TASK STATEMENT: Filter the records below down to lines containing "到期提醒查询".
--- START DATA TO PROCESS ---
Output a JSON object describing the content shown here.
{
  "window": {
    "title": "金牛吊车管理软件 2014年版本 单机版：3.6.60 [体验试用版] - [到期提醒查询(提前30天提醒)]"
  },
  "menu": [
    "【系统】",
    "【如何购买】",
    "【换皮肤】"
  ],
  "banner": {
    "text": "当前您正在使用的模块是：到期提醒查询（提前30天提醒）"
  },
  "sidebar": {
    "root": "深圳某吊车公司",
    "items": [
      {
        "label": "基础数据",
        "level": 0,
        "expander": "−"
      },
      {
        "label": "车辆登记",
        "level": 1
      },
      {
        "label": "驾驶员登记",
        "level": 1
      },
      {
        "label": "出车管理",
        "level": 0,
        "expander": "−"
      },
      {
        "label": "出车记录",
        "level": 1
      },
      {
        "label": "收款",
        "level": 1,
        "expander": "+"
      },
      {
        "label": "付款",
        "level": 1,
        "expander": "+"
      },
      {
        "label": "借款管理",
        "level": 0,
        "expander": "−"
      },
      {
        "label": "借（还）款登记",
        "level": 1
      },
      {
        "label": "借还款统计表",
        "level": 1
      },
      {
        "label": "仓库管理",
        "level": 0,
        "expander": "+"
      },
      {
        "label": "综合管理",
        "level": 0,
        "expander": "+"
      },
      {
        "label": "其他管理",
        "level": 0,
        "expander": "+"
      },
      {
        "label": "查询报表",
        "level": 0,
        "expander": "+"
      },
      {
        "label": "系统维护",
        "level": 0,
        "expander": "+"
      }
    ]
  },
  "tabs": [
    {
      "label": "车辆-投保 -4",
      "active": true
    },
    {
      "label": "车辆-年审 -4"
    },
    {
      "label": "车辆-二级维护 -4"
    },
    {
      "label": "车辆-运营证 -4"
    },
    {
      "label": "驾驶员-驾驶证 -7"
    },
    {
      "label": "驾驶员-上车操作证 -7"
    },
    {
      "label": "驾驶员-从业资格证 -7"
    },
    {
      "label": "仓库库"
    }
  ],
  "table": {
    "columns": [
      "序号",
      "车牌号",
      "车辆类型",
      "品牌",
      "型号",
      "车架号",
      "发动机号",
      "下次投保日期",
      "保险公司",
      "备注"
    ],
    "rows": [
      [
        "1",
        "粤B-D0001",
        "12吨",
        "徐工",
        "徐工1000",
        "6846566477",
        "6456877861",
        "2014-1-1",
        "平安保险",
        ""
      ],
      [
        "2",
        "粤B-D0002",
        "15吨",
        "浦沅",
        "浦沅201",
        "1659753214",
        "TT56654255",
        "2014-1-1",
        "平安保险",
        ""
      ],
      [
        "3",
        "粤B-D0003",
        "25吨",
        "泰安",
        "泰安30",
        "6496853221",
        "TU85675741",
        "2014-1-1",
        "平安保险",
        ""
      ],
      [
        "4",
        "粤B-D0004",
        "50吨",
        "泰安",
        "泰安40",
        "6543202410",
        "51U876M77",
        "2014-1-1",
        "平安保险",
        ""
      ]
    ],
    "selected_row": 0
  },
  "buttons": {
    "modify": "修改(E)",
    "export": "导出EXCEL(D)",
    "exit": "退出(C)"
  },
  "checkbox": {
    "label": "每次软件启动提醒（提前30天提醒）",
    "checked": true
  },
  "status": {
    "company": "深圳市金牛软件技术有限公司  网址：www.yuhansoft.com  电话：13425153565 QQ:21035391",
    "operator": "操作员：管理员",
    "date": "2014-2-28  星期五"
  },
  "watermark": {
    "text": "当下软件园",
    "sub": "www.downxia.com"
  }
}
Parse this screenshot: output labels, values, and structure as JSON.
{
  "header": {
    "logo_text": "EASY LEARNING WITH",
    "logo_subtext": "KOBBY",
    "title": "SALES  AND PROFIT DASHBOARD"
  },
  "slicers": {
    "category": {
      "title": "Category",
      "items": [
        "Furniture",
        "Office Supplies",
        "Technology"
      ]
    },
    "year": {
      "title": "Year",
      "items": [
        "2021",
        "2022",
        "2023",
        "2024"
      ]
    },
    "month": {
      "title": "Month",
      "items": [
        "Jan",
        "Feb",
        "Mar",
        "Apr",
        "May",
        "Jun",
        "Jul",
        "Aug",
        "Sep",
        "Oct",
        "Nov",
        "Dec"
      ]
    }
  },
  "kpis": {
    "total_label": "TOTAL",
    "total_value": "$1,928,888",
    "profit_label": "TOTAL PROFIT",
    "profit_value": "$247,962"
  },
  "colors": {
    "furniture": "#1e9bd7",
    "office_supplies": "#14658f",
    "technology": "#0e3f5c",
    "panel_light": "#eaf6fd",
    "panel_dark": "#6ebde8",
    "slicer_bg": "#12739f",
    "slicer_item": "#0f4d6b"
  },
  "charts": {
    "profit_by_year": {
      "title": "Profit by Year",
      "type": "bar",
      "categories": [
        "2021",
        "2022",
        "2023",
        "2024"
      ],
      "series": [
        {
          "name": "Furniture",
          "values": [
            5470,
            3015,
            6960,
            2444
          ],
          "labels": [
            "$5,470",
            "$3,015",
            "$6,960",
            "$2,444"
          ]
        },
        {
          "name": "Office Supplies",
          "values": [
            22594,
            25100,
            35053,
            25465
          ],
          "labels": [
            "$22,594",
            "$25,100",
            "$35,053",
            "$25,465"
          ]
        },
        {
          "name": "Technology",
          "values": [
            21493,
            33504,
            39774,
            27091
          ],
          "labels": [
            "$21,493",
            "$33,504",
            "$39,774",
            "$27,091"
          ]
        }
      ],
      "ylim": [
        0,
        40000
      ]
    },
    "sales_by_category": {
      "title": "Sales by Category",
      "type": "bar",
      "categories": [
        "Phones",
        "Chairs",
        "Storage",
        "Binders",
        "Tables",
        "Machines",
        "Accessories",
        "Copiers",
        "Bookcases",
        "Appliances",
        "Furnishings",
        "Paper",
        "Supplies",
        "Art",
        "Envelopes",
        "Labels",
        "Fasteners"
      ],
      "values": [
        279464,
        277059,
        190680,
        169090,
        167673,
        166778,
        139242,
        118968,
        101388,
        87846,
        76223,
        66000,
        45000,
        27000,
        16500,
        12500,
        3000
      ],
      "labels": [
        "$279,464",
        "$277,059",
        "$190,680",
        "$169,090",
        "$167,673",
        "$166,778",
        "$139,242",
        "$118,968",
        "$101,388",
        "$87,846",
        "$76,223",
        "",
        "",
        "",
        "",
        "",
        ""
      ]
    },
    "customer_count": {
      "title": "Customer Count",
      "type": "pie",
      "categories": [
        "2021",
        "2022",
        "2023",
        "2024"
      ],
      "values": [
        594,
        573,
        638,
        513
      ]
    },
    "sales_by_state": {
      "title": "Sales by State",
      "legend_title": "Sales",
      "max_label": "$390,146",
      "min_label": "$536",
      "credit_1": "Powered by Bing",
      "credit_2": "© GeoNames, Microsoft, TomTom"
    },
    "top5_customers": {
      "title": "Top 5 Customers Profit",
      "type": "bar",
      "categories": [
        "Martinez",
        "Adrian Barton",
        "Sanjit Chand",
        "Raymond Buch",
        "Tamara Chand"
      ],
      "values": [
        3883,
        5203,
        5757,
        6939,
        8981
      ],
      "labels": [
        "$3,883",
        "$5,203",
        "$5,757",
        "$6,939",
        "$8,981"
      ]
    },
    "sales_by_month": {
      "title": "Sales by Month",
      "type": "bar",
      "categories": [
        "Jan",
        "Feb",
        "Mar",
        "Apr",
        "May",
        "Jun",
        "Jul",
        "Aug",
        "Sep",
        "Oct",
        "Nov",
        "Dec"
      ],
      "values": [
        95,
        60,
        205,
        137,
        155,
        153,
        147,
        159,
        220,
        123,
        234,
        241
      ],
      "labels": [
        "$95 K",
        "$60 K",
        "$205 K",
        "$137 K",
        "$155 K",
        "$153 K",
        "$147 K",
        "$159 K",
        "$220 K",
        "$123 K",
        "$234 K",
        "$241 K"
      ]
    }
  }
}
--- END DATA TO PROCESS ---
COMPLETED TASK:
    "title": "金牛吊车管理软件 2014年版本 单机版：3.6.60 [体验试用版] - [到期提醒查询(提前30天提醒)]"
    "text": "当前您正在使用的模块是：到期提醒查询（提前30天提醒）"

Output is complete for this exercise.